### TASK GOAL
Identify and copy all lines of the material where the string "JSON" is found.
Begin DATA EXTRACT
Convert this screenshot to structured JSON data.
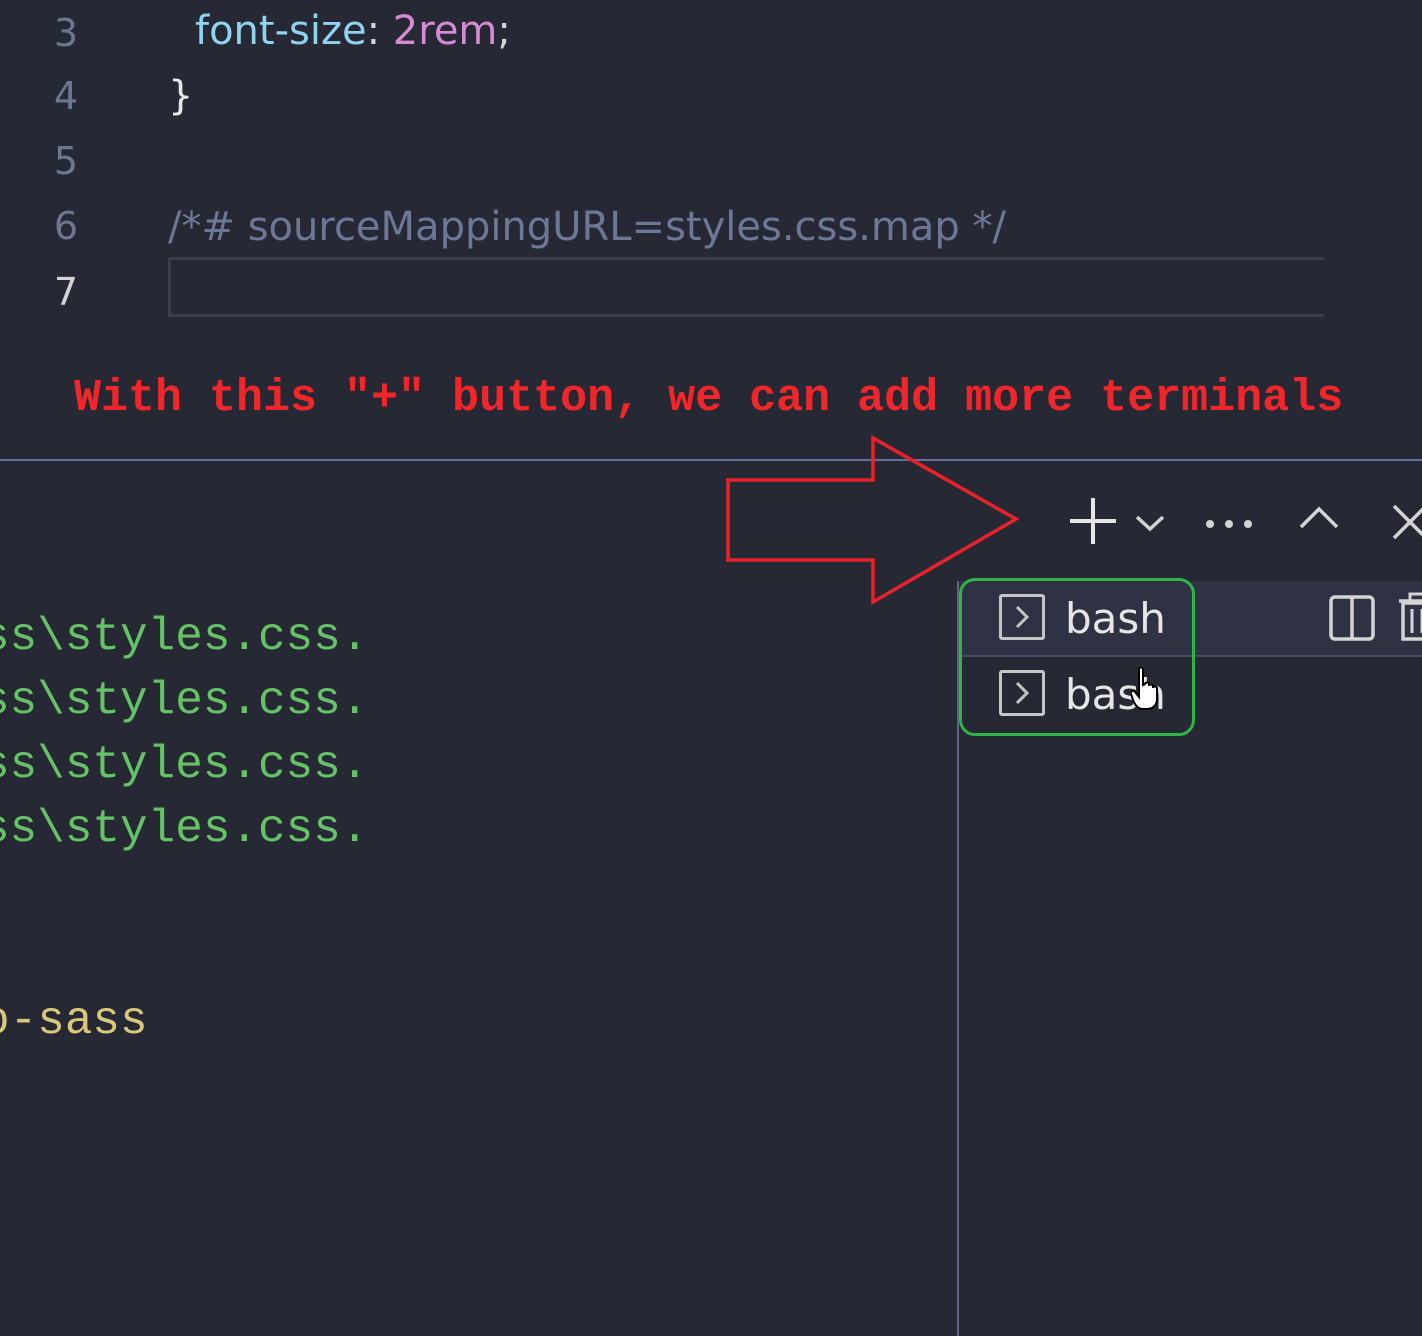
{
  "editor": {
    "line_numbers": [
      "3",
      "4",
      "5",
      "6",
      "7"
    ],
    "lines": {
      "l3": {
        "prop": "font-size",
        "colon": ":",
        "space": " ",
        "value": "2rem",
        "semi": ";"
      },
      "l4": {
        "brace": "}"
      },
      "l6": {
        "comment": "/*# sourceMappingURL=styles.css.map */"
      }
    }
  },
  "annotation": {
    "text": "With this \"+\" button, we can add more terminals",
    "arrow_color": "#e8222a"
  },
  "terminal": {
    "output_lines": [
      "ss\\styles.css.",
      "ss\\styles.css.",
      "ss\\styles.css.",
      "ss\\styles.css."
    ],
    "last_line": "o-sass"
  },
  "toolbar": {
    "icons": [
      "plus-icon",
      "chevron-down-icon",
      "more-icon",
      "chevron-up-icon",
      "close-icon"
    ]
  },
  "tabs": [
    {
      "label": "bash",
      "icon": "terminal-icon",
      "selected": true
    },
    {
      "label": "bash",
      "icon": "terminal-icon",
      "selected": false
    }
  ],
  "tab_actions": [
    "split-icon",
    "trash-icon"
  ],
  "colors": {
    "highlight": "#2fb34a",
    "annotation": "#f0262b"
  }
}
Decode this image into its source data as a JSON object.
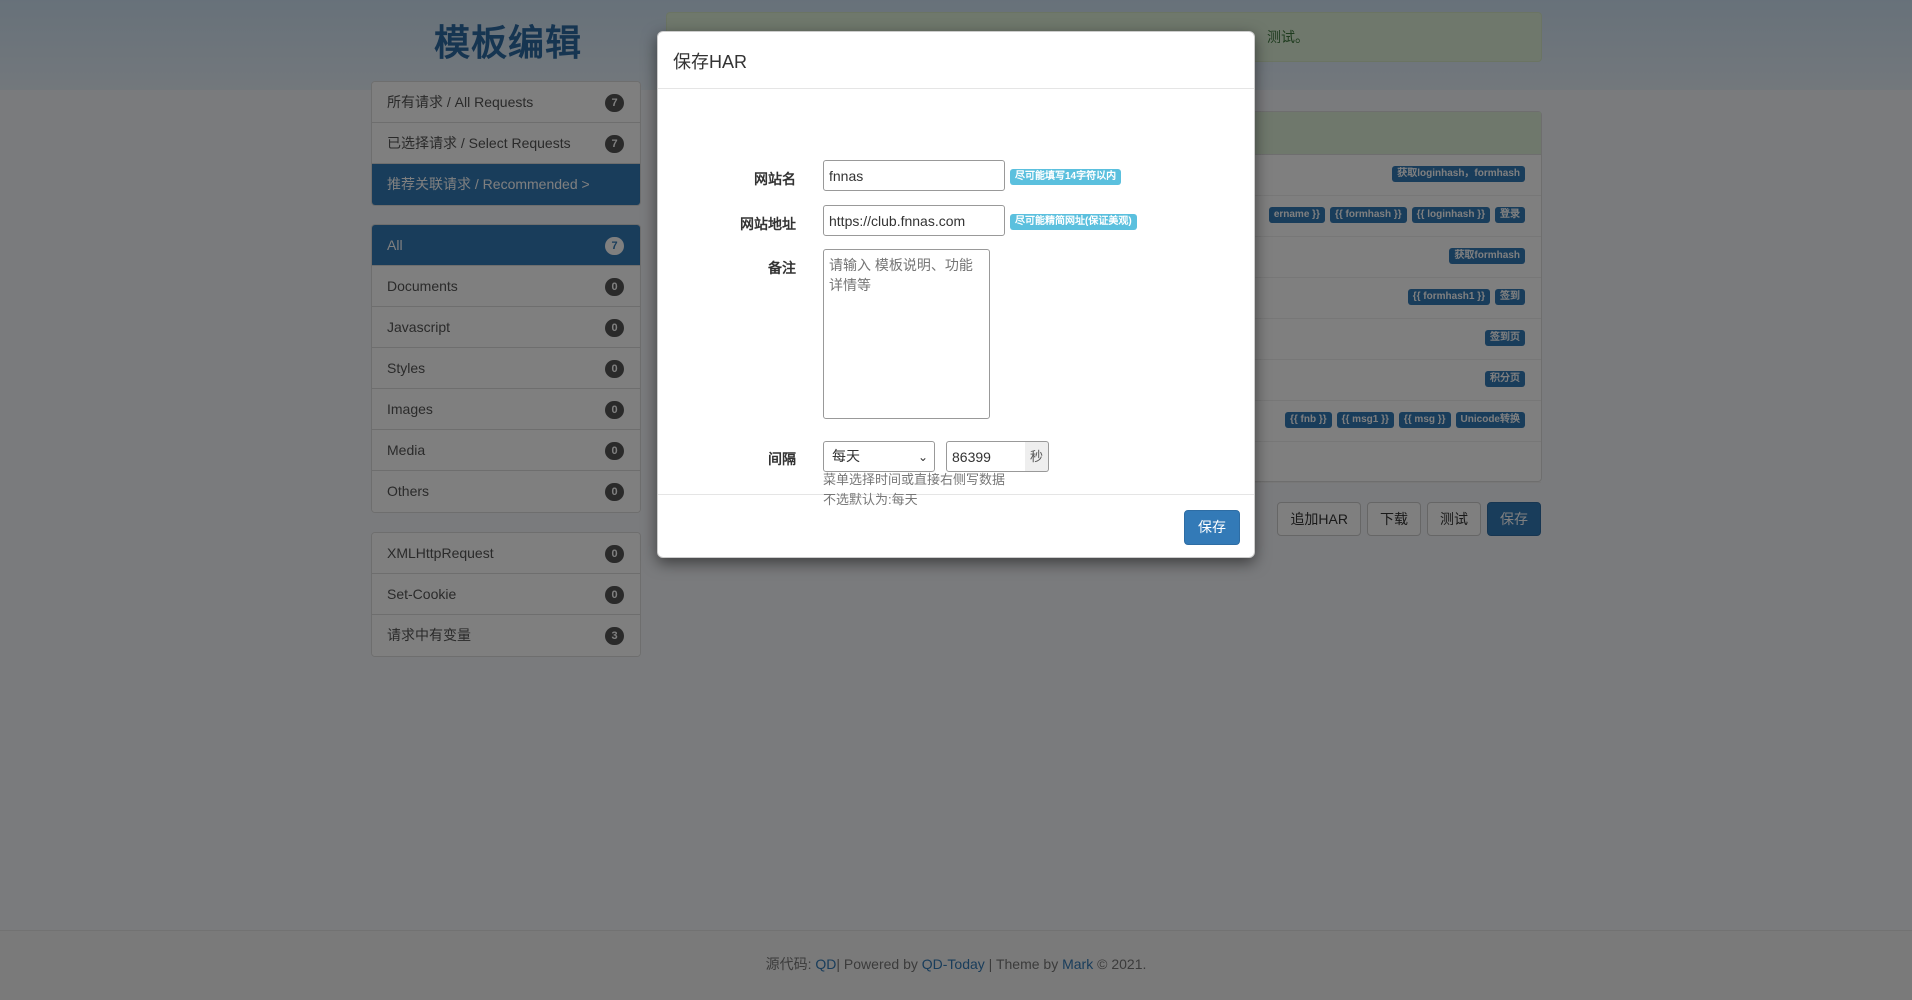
{
  "page": {
    "title": "模板编辑",
    "alert_text": "测试。"
  },
  "sidebar": {
    "group1": [
      {
        "label": "所有请求 / All Requests",
        "count": "7"
      },
      {
        "label": "已选择请求 / Select Requests",
        "count": "7"
      },
      {
        "label": "推荐关联请求 / Recommended >",
        "count": ""
      }
    ],
    "group2": [
      {
        "label": "All",
        "count": "7"
      },
      {
        "label": "Documents",
        "count": "0"
      },
      {
        "label": "Javascript",
        "count": "0"
      },
      {
        "label": "Styles",
        "count": "0"
      },
      {
        "label": "Images",
        "count": "0"
      },
      {
        "label": "Media",
        "count": "0"
      },
      {
        "label": "Others",
        "count": "0"
      }
    ],
    "group3": [
      {
        "label": "XMLHttpRequest",
        "count": "0"
      },
      {
        "label": "Set-Cookie",
        "count": "0"
      },
      {
        "label": "请求中有变量",
        "count": "3"
      }
    ]
  },
  "panel": {
    "rows": [
      {
        "tags": [
          "获取loginhash，formhash"
        ]
      },
      {
        "tags": [
          "ername }}",
          "{{ formhash }}",
          "{{ loginhash }}",
          "登录"
        ]
      },
      {
        "tags": [
          "获取formhash"
        ]
      },
      {
        "tags": [
          "{{ formhash1 }}",
          "签到"
        ]
      },
      {
        "tags": [
          "签到页"
        ]
      },
      {
        "tags": [
          "积分页"
        ]
      },
      {
        "tags": [
          "",
          "{{ fnb }}",
          "{{ msg1 }}",
          "{{ msg }}",
          "Unicode转换"
        ]
      },
      {
        "tags": []
      }
    ]
  },
  "actions": {
    "add_har": "追加HAR",
    "download": "下载",
    "test": "测试",
    "save": "保存"
  },
  "footer": {
    "prefix": "源代码: ",
    "qd": "QD",
    "powered": "| Powered by ",
    "qdtoday": "QD-Today",
    "theme": " | Theme by ",
    "mark": "Mark",
    "year": " © 2021."
  },
  "modal": {
    "title": "保存HAR",
    "site_name_label": "网站名",
    "site_name_value": "fnnas",
    "site_name_hint": "尽可能填写14字符以内",
    "site_url_label": "网站地址",
    "site_url_value": "https://club.fnnas.com",
    "site_url_hint": "尽可能精简网址(保证美观)",
    "note_label": "备注",
    "note_placeholder": "请输入 模板说明、功能详情等",
    "interval_label": "间隔",
    "interval_select": "每天",
    "interval_value": "86399",
    "interval_unit": "秒",
    "help_line1": "菜单选择时间或直接右侧写数据",
    "help_line2": "不选默认为:每天",
    "save_button": "保存"
  }
}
End DATA EXTRACT
### TASK ANSWER
Convert this screenshot to structured JSON data.
Decode this image into its source data as a JSON object.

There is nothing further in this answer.